» Exercise description
State how many lines of the data contain the word "alamy", and write nothing besides the number.

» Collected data
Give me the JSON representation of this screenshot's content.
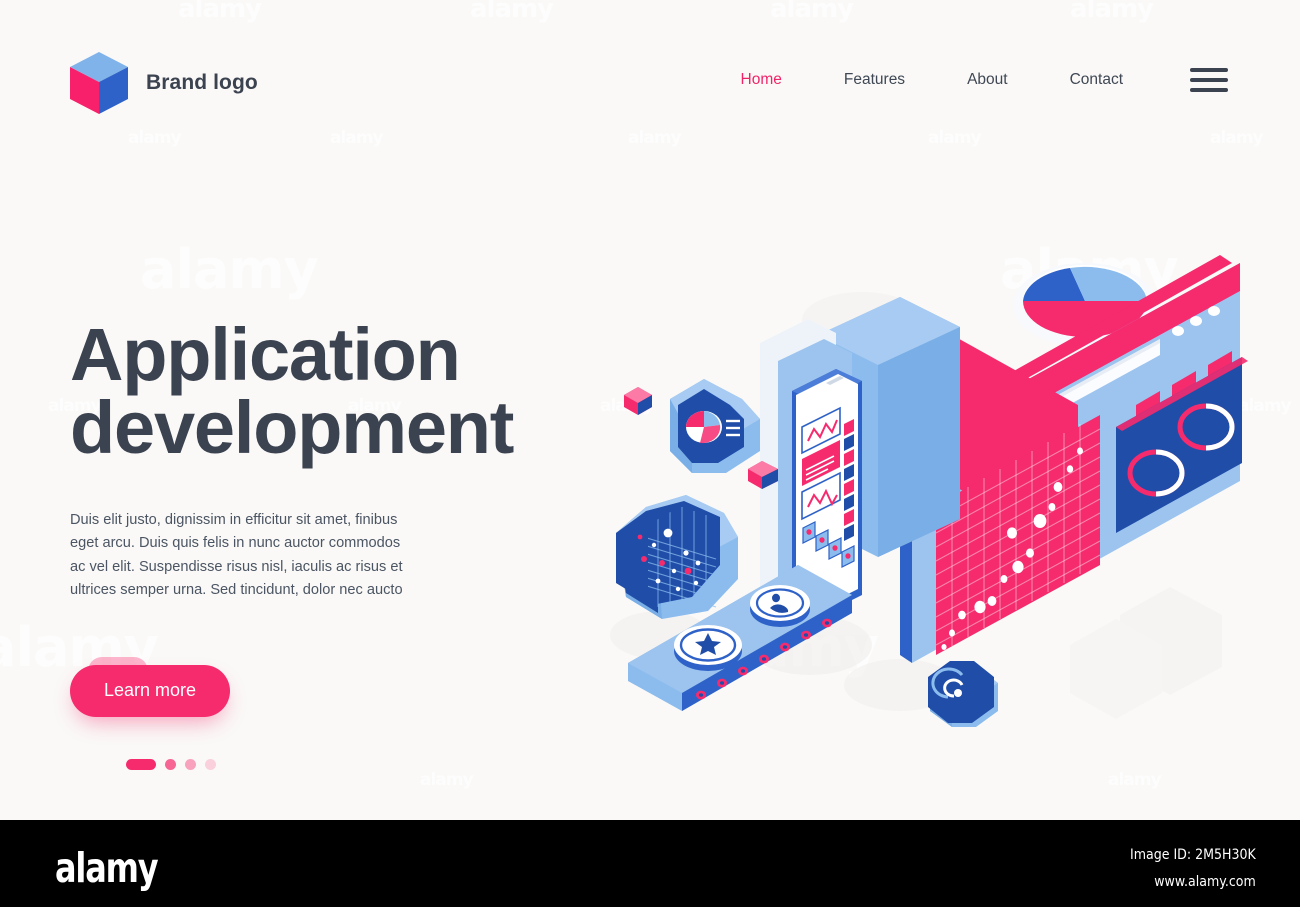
{
  "brand": {
    "name": "Brand logo",
    "logo_icon": "isometric-cube-icon",
    "colors": {
      "top": "#7fb3ea",
      "left": "#f8206a",
      "right": "#2f62c8"
    }
  },
  "nav": {
    "items": [
      {
        "label": "Home",
        "active": true
      },
      {
        "label": "Features",
        "active": false
      },
      {
        "label": "About",
        "active": false
      },
      {
        "label": "Contact",
        "active": false
      }
    ],
    "menu_icon": "hamburger-menu-icon"
  },
  "hero": {
    "title_line1": "Application",
    "title_line2": "development",
    "paragraph": "Duis elit justo, dignissim in efficitur sit amet, finibus eget arcu. Duis quis felis in nunc auctor commodos ac vel elit. Suspendisse risus nisl, iaculis ac risus et ultrices semper urna. Sed tincidunt, dolor nec aucto",
    "cta_label": "Learn more",
    "carousel": {
      "total": 4,
      "active_index": 0
    }
  },
  "illustration": {
    "name": "isometric-app-development-illustration",
    "elements": [
      "pie-chart-disc",
      "browser-window-card",
      "scatter-grid-panel",
      "donut-rings-panel",
      "smartphone-dashboard",
      "conveyor-belt",
      "star-badge",
      "user-badge",
      "octagon-donut-block",
      "octagon-grid-block",
      "octagon-spiral-block",
      "small-pink-blocks"
    ]
  },
  "colors": {
    "background": "#faf9f7",
    "accent_pink": "#f52b6e",
    "accent_blue": "#2f62c8",
    "light_blue": "#8cbcee",
    "text_dark": "#3b4350"
  },
  "watermarks": {
    "text": "alamy"
  },
  "footer": {
    "logo": "alamy",
    "image_id": "Image ID: 2M5H30K",
    "url": "www.alamy.com"
  }
}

» The completed task
3